## Start Supplied material

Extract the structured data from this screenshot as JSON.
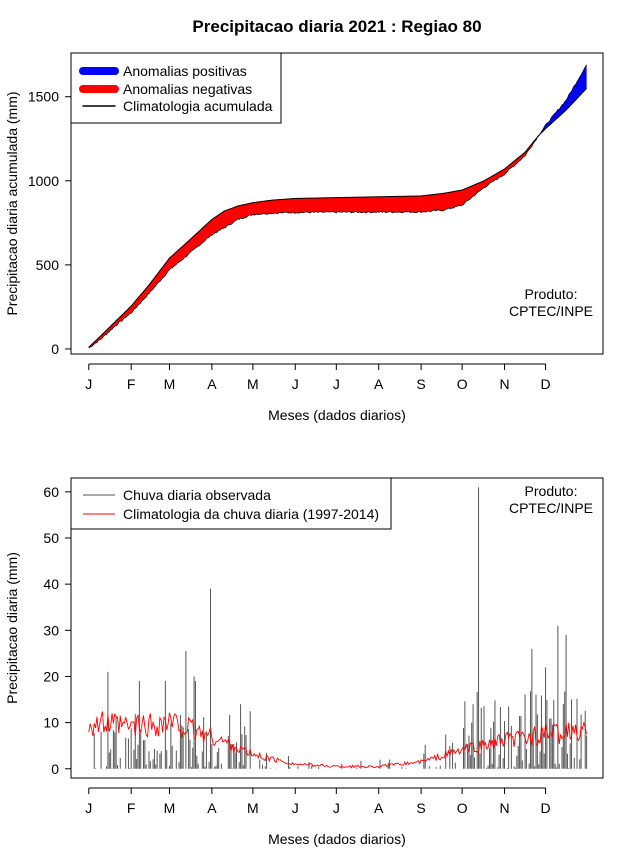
{
  "title": "Precipitacao diaria 2021 : Regiao 80",
  "chart_data": [
    {
      "type": "area",
      "ylabel": "Precipitacao diaria acumulada (mm)",
      "xlabel": "Meses (dados diarios)",
      "ylim": [
        -30,
        1760
      ],
      "xlim": [
        -12,
        377
      ],
      "yticks": [
        0,
        500,
        1000,
        1500
      ],
      "month_labels": [
        "J",
        "F",
        "M",
        "A",
        "M",
        "J",
        "J",
        "A",
        "S",
        "O",
        "N",
        "D"
      ],
      "month_days": [
        1,
        32,
        60,
        91,
        121,
        152,
        182,
        213,
        244,
        274,
        305,
        335
      ],
      "legend": [
        "Anomalias positivas",
        "Anomalias negativas",
        "Climatologia acumulada"
      ],
      "product_label": [
        "Produto:",
        "CPTEC/INPE"
      ],
      "colors": {
        "positive": "#0000ff",
        "negative": "#ff0000",
        "climatology": "#000000"
      },
      "climatology": {
        "days": [
          1,
          10,
          20,
          32,
          45,
          60,
          75,
          91,
          100,
          110,
          121,
          135,
          152,
          182,
          213,
          244,
          260,
          274,
          290,
          305,
          320,
          330,
          335,
          350,
          365
        ],
        "values": [
          10,
          80,
          160,
          255,
          380,
          540,
          650,
          770,
          820,
          850,
          870,
          885,
          895,
          900,
          905,
          910,
          925,
          945,
          1000,
          1070,
          1170,
          1270,
          1310,
          1420,
          1550
        ]
      },
      "observed": {
        "days": [
          1,
          10,
          20,
          32,
          45,
          60,
          75,
          91,
          100,
          110,
          121,
          135,
          152,
          182,
          213,
          244,
          260,
          274,
          290,
          305,
          320,
          330,
          335,
          350,
          365
        ],
        "values": [
          5,
          60,
          135,
          215,
          330,
          470,
          570,
          680,
          720,
          770,
          800,
          808,
          812,
          813,
          814,
          815,
          825,
          855,
          960,
          1040,
          1150,
          1270,
          1330,
          1480,
          1690
        ]
      }
    },
    {
      "type": "bar",
      "ylabel": "Precipitacao diaria (mm)",
      "xlabel": "Meses (dados diarios)",
      "ylim": [
        -2,
        63
      ],
      "xlim": [
        -12,
        377
      ],
      "yticks": [
        0,
        10,
        20,
        30,
        40,
        50,
        60
      ],
      "month_labels": [
        "J",
        "F",
        "M",
        "A",
        "M",
        "J",
        "J",
        "A",
        "S",
        "O",
        "N",
        "D"
      ],
      "month_days": [
        1,
        32,
        60,
        91,
        121,
        152,
        182,
        213,
        244,
        274,
        305,
        335
      ],
      "legend": [
        "Chuva diaria observada",
        "Climatologia da chuva diaria (1997-2014)"
      ],
      "product_label": [
        "Produto:",
        "CPTEC/INPE"
      ],
      "colors": {
        "observed": "#555555",
        "climatology": "#ff0000"
      },
      "peaks": [
        {
          "day": 15,
          "value": 21
        },
        {
          "day": 38,
          "value": 19
        },
        {
          "day": 57,
          "value": 19
        },
        {
          "day": 72,
          "value": 25.5
        },
        {
          "day": 79,
          "value": 19
        },
        {
          "day": 79,
          "value": 17
        },
        {
          "day": 78,
          "value": 20
        },
        {
          "day": 90,
          "value": 39
        },
        {
          "day": 112,
          "value": 14
        },
        {
          "day": 286,
          "value": 61
        },
        {
          "day": 325,
          "value": 26
        },
        {
          "day": 335,
          "value": 22
        },
        {
          "day": 344,
          "value": 31
        },
        {
          "day": 350,
          "value": 29
        }
      ],
      "climatology_days": [
        1,
        30,
        60,
        91,
        121,
        152,
        182,
        213,
        244,
        274,
        305,
        335,
        365
      ],
      "climatology_values": [
        10,
        9,
        10,
        7,
        3,
        1,
        0.5,
        0.5,
        1.5,
        4,
        6,
        7.5,
        8
      ]
    }
  ]
}
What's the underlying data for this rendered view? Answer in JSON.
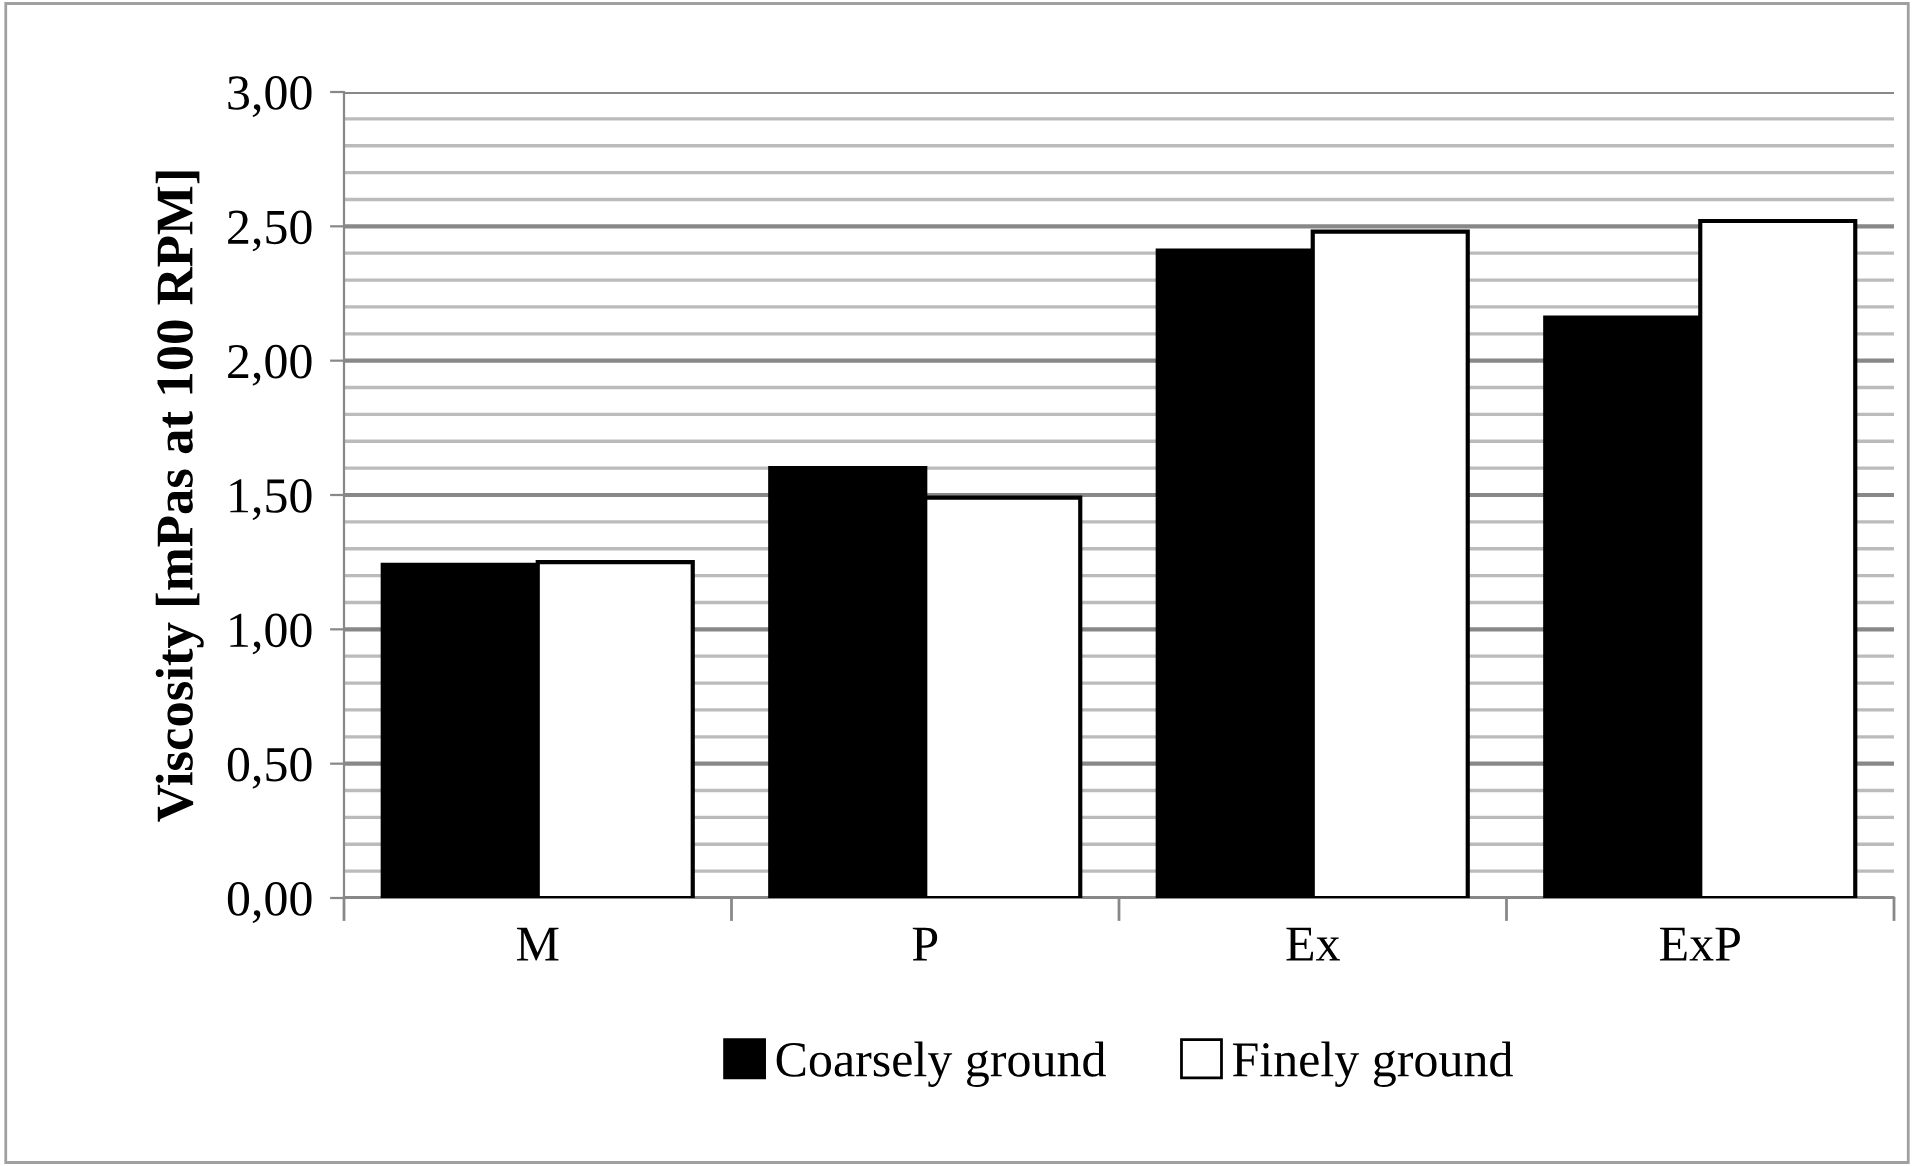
{
  "chart_data": {
    "type": "bar",
    "ylabel": "Viscosity [mPas at 100 RPM]",
    "categories": [
      "M",
      "P",
      "Ex",
      "ExP"
    ],
    "series": [
      {
        "name": "Coarsely ground",
        "color": "#000000",
        "values": [
          1.24,
          1.6,
          2.41,
          2.16
        ]
      },
      {
        "name": "Finely ground",
        "color": "#ffffff",
        "values": [
          1.25,
          1.49,
          2.48,
          2.52
        ]
      }
    ],
    "ylim": [
      0,
      3
    ],
    "yticks": [
      "0,00",
      {
        "value": 0.1,
        "label": null
      },
      {
        "value": 0.2,
        "label": null
      },
      {
        "value": 0.3,
        "label": null
      },
      {
        "value": 0.4,
        "label": null
      },
      {
        "value": 0.5,
        "label": "0,50"
      },
      {
        "value": 0.6,
        "label": null
      },
      {
        "value": 0.7,
        "label": null
      },
      {
        "value": 0.8,
        "label": null
      },
      {
        "value": 0.9,
        "label": null
      },
      {
        "value": 1,
        "label": "1,00"
      },
      {
        "value": 1.1,
        "label": null
      },
      {
        "value": 1.2,
        "label": null
      },
      {
        "value": 1.3,
        "label": null
      },
      {
        "value": 1.4,
        "label": null
      },
      {
        "value": 1.5,
        "label": "1,50"
      },
      {
        "value": 1.6,
        "label": null
      },
      {
        "value": 1.7,
        "label": null
      },
      {
        "value": 1.8,
        "label": null
      },
      {
        "value": 1.9,
        "label": null
      },
      {
        "value": 2,
        "label": "2,00"
      },
      {
        "value": 2.1,
        "label": null
      },
      {
        "value": 2.2,
        "label": null
      },
      {
        "value": 2.3,
        "label": null
      },
      {
        "value": 2.4,
        "label": null
      },
      {
        "value": 2.5,
        "label": "2,50"
      },
      {
        "value": 2.6,
        "label": null
      },
      {
        "value": 2.7,
        "label": null
      },
      {
        "value": 2.8,
        "label": null
      },
      {
        "value": 2.9,
        "label": null
      },
      {
        "value": 3,
        "label": "3,00"
      }
    ],
    "grid": "y",
    "legend": "bottom"
  }
}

## End Supplied material

## Problem requirements
Return the material exactly as given, apart from the pictures.

## Result below
Extract the structured data from this screenshot as JSON.
{
  "title": "Precipitacao diaria 2021 : Regiao 80",
  "chart_data": [
    {
      "type": "area",
      "ylabel": "Precipitacao diaria acumulada (mm)",
      "xlabel": "Meses (dados diarios)",
      "ylim": [
        -30,
        1760
      ],
      "xlim": [
        -12,
        377
      ],
      "yticks": [
        0,
        500,
        1000,
        1500
      ],
      "month_labels": [
        "J",
        "F",
        "M",
        "A",
        "M",
        "J",
        "J",
        "A",
        "S",
        "O",
        "N",
        "D"
      ],
      "month_days": [
        1,
        32,
        60,
        91,
        121,
        152,
        182,
        213,
        244,
        274,
        305,
        335
      ],
      "legend": [
        "Anomalias positivas",
        "Anomalias negativas",
        "Climatologia acumulada"
      ],
      "product_label": [
        "Produto:",
        "CPTEC/INPE"
      ],
      "colors": {
        "positive": "#0000ff",
        "negative": "#ff0000",
        "climatology": "#000000"
      },
      "climatology": {
        "days": [
          1,
          10,
          20,
          32,
          45,
          60,
          75,
          91,
          100,
          110,
          121,
          135,
          152,
          182,
          213,
          244,
          260,
          274,
          290,
          305,
          320,
          330,
          335,
          350,
          365
        ],
        "values": [
          10,
          80,
          160,
          255,
          380,
          540,
          650,
          770,
          820,
          850,
          870,
          885,
          895,
          900,
          905,
          910,
          925,
          945,
          1000,
          1070,
          1170,
          1270,
          1310,
          1420,
          1550
        ]
      },
      "observed": {
        "days": [
          1,
          10,
          20,
          32,
          45,
          60,
          75,
          91,
          100,
          110,
          121,
          135,
          152,
          182,
          213,
          244,
          260,
          274,
          290,
          305,
          320,
          330,
          335,
          350,
          365
        ],
        "values": [
          5,
          60,
          135,
          215,
          330,
          470,
          570,
          680,
          720,
          770,
          800,
          808,
          812,
          813,
          814,
          815,
          825,
          855,
          960,
          1040,
          1150,
          1270,
          1330,
          1480,
          1690
        ]
      }
    },
    {
      "type": "bar",
      "ylabel": "Precipitacao diaria (mm)",
      "xlabel": "Meses (dados diarios)",
      "ylim": [
        -2,
        63
      ],
      "xlim": [
        -12,
        377
      ],
      "yticks": [
        0,
        10,
        20,
        30,
        40,
        50,
        60
      ],
      "month_labels": [
        "J",
        "F",
        "M",
        "A",
        "M",
        "J",
        "J",
        "A",
        "S",
        "O",
        "N",
        "D"
      ],
      "month_days": [
        1,
        32,
        60,
        91,
        121,
        152,
        182,
        213,
        244,
        274,
        305,
        335
      ],
      "legend": [
        "Chuva diaria observada",
        "Climatologia da chuva diaria (1997-2014)"
      ],
      "product_label": [
        "Produto:",
        "CPTEC/INPE"
      ],
      "colors": {
        "observed": "#555555",
        "climatology": "#ff0000"
      },
      "peaks": [
        {
          "day": 15,
          "value": 21
        },
        {
          "day": 38,
          "value": 19
        },
        {
          "day": 57,
          "value": 19
        },
        {
          "day": 72,
          "value": 25.5
        },
        {
          "day": 79,
          "value": 19
        },
        {
          "day": 79,
          "value": 17
        },
        {
          "day": 78,
          "value": 20
        },
        {
          "day": 90,
          "value": 39
        },
        {
          "day": 112,
          "value": 14
        },
        {
          "day": 286,
          "value": 61
        },
        {
          "day": 325,
          "value": 26
        },
        {
          "day": 335,
          "value": 22
        },
        {
          "day": 344,
          "value": 31
        },
        {
          "day": 350,
          "value": 29
        }
      ],
      "climatology_days": [
        1,
        30,
        60,
        91,
        121,
        152,
        182,
        213,
        244,
        274,
        305,
        335,
        365
      ],
      "climatology_values": [
        10,
        9,
        10,
        7,
        3,
        1,
        0.5,
        0.5,
        1.5,
        4,
        6,
        7.5,
        8
      ]
    }
  ]
}
What's the underlying data for this rendered view? Answer in JSON.
{
  "chart_data": {
    "type": "bar",
    "ylabel": "Viscosity [mPas at 100 RPM]",
    "categories": [
      "M",
      "P",
      "Ex",
      "ExP"
    ],
    "series": [
      {
        "name": "Coarsely ground",
        "color": "#000000",
        "values": [
          1.24,
          1.6,
          2.41,
          2.16
        ]
      },
      {
        "name": "Finely ground",
        "color": "#ffffff",
        "values": [
          1.25,
          1.49,
          2.48,
          2.52
        ]
      }
    ],
    "ylim": [
      0,
      3
    ],
    "yticks": [
      "0,00",
      {
        "value": 0.1,
        "label": null
      },
      {
        "value": 0.2,
        "label": null
      },
      {
        "value": 0.3,
        "label": null
      },
      {
        "value": 0.4,
        "label": null
      },
      {
        "value": 0.5,
        "label": "0,50"
      },
      {
        "value": 0.6,
        "label": null
      },
      {
        "value": 0.7,
        "label": null
      },
      {
        "value": 0.8,
        "label": null
      },
      {
        "value": 0.9,
        "label": null
      },
      {
        "value": 1,
        "label": "1,00"
      },
      {
        "value": 1.1,
        "label": null
      },
      {
        "value": 1.2,
        "label": null
      },
      {
        "value": 1.3,
        "label": null
      },
      {
        "value": 1.4,
        "label": null
      },
      {
        "value": 1.5,
        "label": "1,50"
      },
      {
        "value": 1.6,
        "label": null
      },
      {
        "value": 1.7,
        "label": null
      },
      {
        "value": 1.8,
        "label": null
      },
      {
        "value": 1.9,
        "label": null
      },
      {
        "value": 2,
        "label": "2,00"
      },
      {
        "value": 2.1,
        "label": null
      },
      {
        "value": 2.2,
        "label": null
      },
      {
        "value": 2.3,
        "label": null
      },
      {
        "value": 2.4,
        "label": null
      },
      {
        "value": 2.5,
        "label": "2,50"
      },
      {
        "value": 2.6,
        "label": null
      },
      {
        "value": 2.7,
        "label": null
      },
      {
        "value": 2.8,
        "label": null
      },
      {
        "value": 2.9,
        "label": null
      },
      {
        "value": 3,
        "label": "3,00"
      }
    ],
    "grid": "y",
    "legend": "bottom"
  }
}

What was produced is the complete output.